▶ WHAT NEEDS TO BE DONE: Word for word, copy all the data and drop the pictures.

[Stored data]

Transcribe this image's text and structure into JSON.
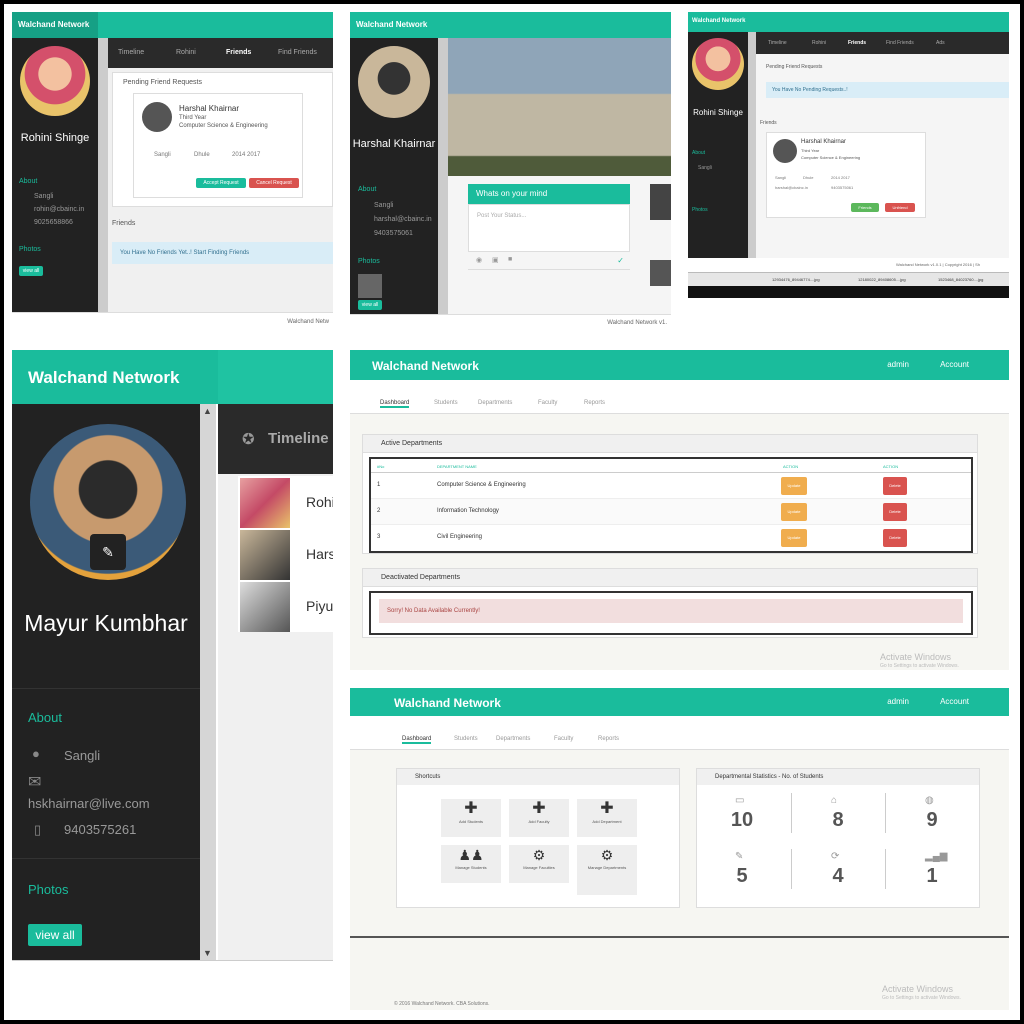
{
  "brand": "Walchand Network",
  "colors": {
    "accent": "#1abc9c",
    "sidebar": "#222222",
    "danger": "#d9534f",
    "warning": "#f0ad4e",
    "success": "#5cb85c"
  },
  "p1": {
    "user": "Rohini Shinge",
    "tabs": [
      "Timeline",
      "Rohini",
      "Friends",
      "Find Friends"
    ],
    "pending_title": "Pending Friend Requests",
    "req_name": "Harshal Khairnar",
    "req_year": "Third Year",
    "req_dept": "Computer Science & Engineering",
    "req_city": "Sangli",
    "req_city2": "Dhule",
    "req_years": "2014 2017",
    "accept": "Accept Request",
    "cancel": "Cancel Request",
    "about": "About",
    "city": "Sangli",
    "email": "rohin@cbainc.in",
    "phone": "9025658866",
    "photos": "Photos",
    "view_all": "view all",
    "friends": "Friends",
    "no_friends": "You Have No Friends Yet..! Start Finding Friends",
    "footer": "Walchand Netw"
  },
  "p2": {
    "user": "Harshal Khairnar",
    "about": "About",
    "city": "Sangli",
    "email": "harshal@cbainc.in",
    "phone": "9403575061",
    "photos": "Photos",
    "view_all": "view all",
    "whats": "Whats on your mind",
    "placeholder": "Post Your Status...",
    "footer": "Walchand Network v1."
  },
  "p3": {
    "user": "Rohini Shinge",
    "tabs": [
      "Timeline",
      "Rohini",
      "Friends",
      "Find Friends",
      "Ads"
    ],
    "pending": "Pending Friend Requests",
    "no_pending": "You Have No Pending Requests..!",
    "friends": "Friends",
    "name": "Harshal Khairnar",
    "year": "Third Year",
    "dept": "Computer Science & Engineering",
    "city": "Sangli",
    "city2": "Dhule",
    "years": "2014 2017",
    "email": "harshal@cbainc.in",
    "phone": "9403575061",
    "friends_btn": "Friends",
    "unfriend": "Unfriend",
    "about": "About",
    "photos": "Photos",
    "footer": "Walchand Network v1.0.1 | Copyright 2016 | Sh",
    "task_files": [
      "12934476_89446774....jpg",
      "12180022_89408605....jpg",
      "1523468_84023760....jpg"
    ]
  },
  "p4": {
    "user": "Mayur Kumbhar",
    "timeline": "Timeline",
    "friends": [
      "Rohi",
      "Hars",
      "Piyu"
    ],
    "about": "About",
    "city": "Sangli",
    "email": "hskhairnar@live.com",
    "phone": "9403575261",
    "photos": "Photos",
    "view_all": "view all"
  },
  "p5": {
    "admin": "admin",
    "account": "Account",
    "nav": [
      "Dashboard",
      "Students",
      "Departments",
      "Faculty",
      "Reports"
    ],
    "active_title": "Active Departments",
    "cols": [
      "#No",
      "DEPARTMENT NAME",
      "ACTION",
      "ACTION"
    ],
    "rows": [
      {
        "no": "1",
        "name": "Computer Science & Engineering"
      },
      {
        "no": "2",
        "name": "Information Technology"
      },
      {
        "no": "3",
        "name": "Civil Engineering"
      }
    ],
    "edit": "Update",
    "delete": "Delete",
    "deact_title": "Deactivated Departments",
    "no_data": "Sorry! No Data Available Currently!",
    "activate": "Activate Windows",
    "activate_sub": "Go to Settings to activate Windows."
  },
  "p6": {
    "admin": "admin",
    "account": "Account",
    "nav": [
      "Dashboard",
      "Students",
      "Departments",
      "Faculty",
      "Reports"
    ],
    "shortcuts": "Shortcuts",
    "sc": [
      "Add Students",
      "Add Faculty",
      "Add Department",
      "Manage Students",
      "Manage Faculties",
      "Manage Departments"
    ],
    "stats_title": "Departmental Statistics - No. of Students",
    "stats": [
      "10",
      "8",
      "9",
      "5",
      "4",
      "1"
    ],
    "activate": "Activate Windows",
    "activate_sub": "Go to Settings to activate Windows.",
    "footer": "© 2016 Walchand Network. CBA Solutions."
  }
}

▶ FINISHED EXERCISE:
Transcribe this image's text and structure into JSON.
{
  "brand": "Walchand Network",
  "colors": {
    "accent": "#1abc9c",
    "sidebar": "#222222",
    "danger": "#d9534f",
    "warning": "#f0ad4e",
    "success": "#5cb85c"
  },
  "p1": {
    "user": "Rohini Shinge",
    "tabs": [
      "Timeline",
      "Rohini",
      "Friends",
      "Find Friends"
    ],
    "pending_title": "Pending Friend Requests",
    "req_name": "Harshal Khairnar",
    "req_year": "Third Year",
    "req_dept": "Computer Science & Engineering",
    "req_city": "Sangli",
    "req_city2": "Dhule",
    "req_years": "2014 2017",
    "accept": "Accept Request",
    "cancel": "Cancel Request",
    "about": "About",
    "city": "Sangli",
    "email": "rohin@cbainc.in",
    "phone": "9025658866",
    "photos": "Photos",
    "view_all": "view all",
    "friends": "Friends",
    "no_friends": "You Have No Friends Yet..! Start Finding Friends",
    "footer": "Walchand Netw"
  },
  "p2": {
    "user": "Harshal Khairnar",
    "about": "About",
    "city": "Sangli",
    "email": "harshal@cbainc.in",
    "phone": "9403575061",
    "photos": "Photos",
    "view_all": "view all",
    "whats": "Whats on your mind",
    "placeholder": "Post Your Status...",
    "footer": "Walchand Network v1."
  },
  "p3": {
    "user": "Rohini Shinge",
    "tabs": [
      "Timeline",
      "Rohini",
      "Friends",
      "Find Friends",
      "Ads"
    ],
    "pending": "Pending Friend Requests",
    "no_pending": "You Have No Pending Requests..!",
    "friends": "Friends",
    "name": "Harshal Khairnar",
    "year": "Third Year",
    "dept": "Computer Science & Engineering",
    "city": "Sangli",
    "city2": "Dhule",
    "years": "2014 2017",
    "email": "harshal@cbainc.in",
    "phone": "9403575061",
    "friends_btn": "Friends",
    "unfriend": "Unfriend",
    "about": "About",
    "photos": "Photos",
    "footer": "Walchand Network v1.0.1 | Copyright 2016 | Sh",
    "task_files": [
      "12934476_89446774....jpg",
      "12180022_89408605....jpg",
      "1523468_84023760....jpg"
    ]
  },
  "p4": {
    "user": "Mayur Kumbhar",
    "timeline": "Timeline",
    "friends": [
      "Rohi",
      "Hars",
      "Piyu"
    ],
    "about": "About",
    "city": "Sangli",
    "email": "hskhairnar@live.com",
    "phone": "9403575261",
    "photos": "Photos",
    "view_all": "view all"
  },
  "p5": {
    "admin": "admin",
    "account": "Account",
    "nav": [
      "Dashboard",
      "Students",
      "Departments",
      "Faculty",
      "Reports"
    ],
    "active_title": "Active Departments",
    "cols": [
      "#No",
      "DEPARTMENT NAME",
      "ACTION",
      "ACTION"
    ],
    "rows": [
      {
        "no": "1",
        "name": "Computer Science & Engineering"
      },
      {
        "no": "2",
        "name": "Information Technology"
      },
      {
        "no": "3",
        "name": "Civil Engineering"
      }
    ],
    "edit": "Update",
    "delete": "Delete",
    "deact_title": "Deactivated Departments",
    "no_data": "Sorry! No Data Available Currently!",
    "activate": "Activate Windows",
    "activate_sub": "Go to Settings to activate Windows."
  },
  "p6": {
    "admin": "admin",
    "account": "Account",
    "nav": [
      "Dashboard",
      "Students",
      "Departments",
      "Faculty",
      "Reports"
    ],
    "shortcuts": "Shortcuts",
    "sc": [
      "Add Students",
      "Add Faculty",
      "Add Department",
      "Manage Students",
      "Manage Faculties",
      "Manage Departments"
    ],
    "stats_title": "Departmental Statistics - No. of Students",
    "stats": [
      "10",
      "8",
      "9",
      "5",
      "4",
      "1"
    ],
    "activate": "Activate Windows",
    "activate_sub": "Go to Settings to activate Windows.",
    "footer": "© 2016 Walchand Network. CBA Solutions."
  }
}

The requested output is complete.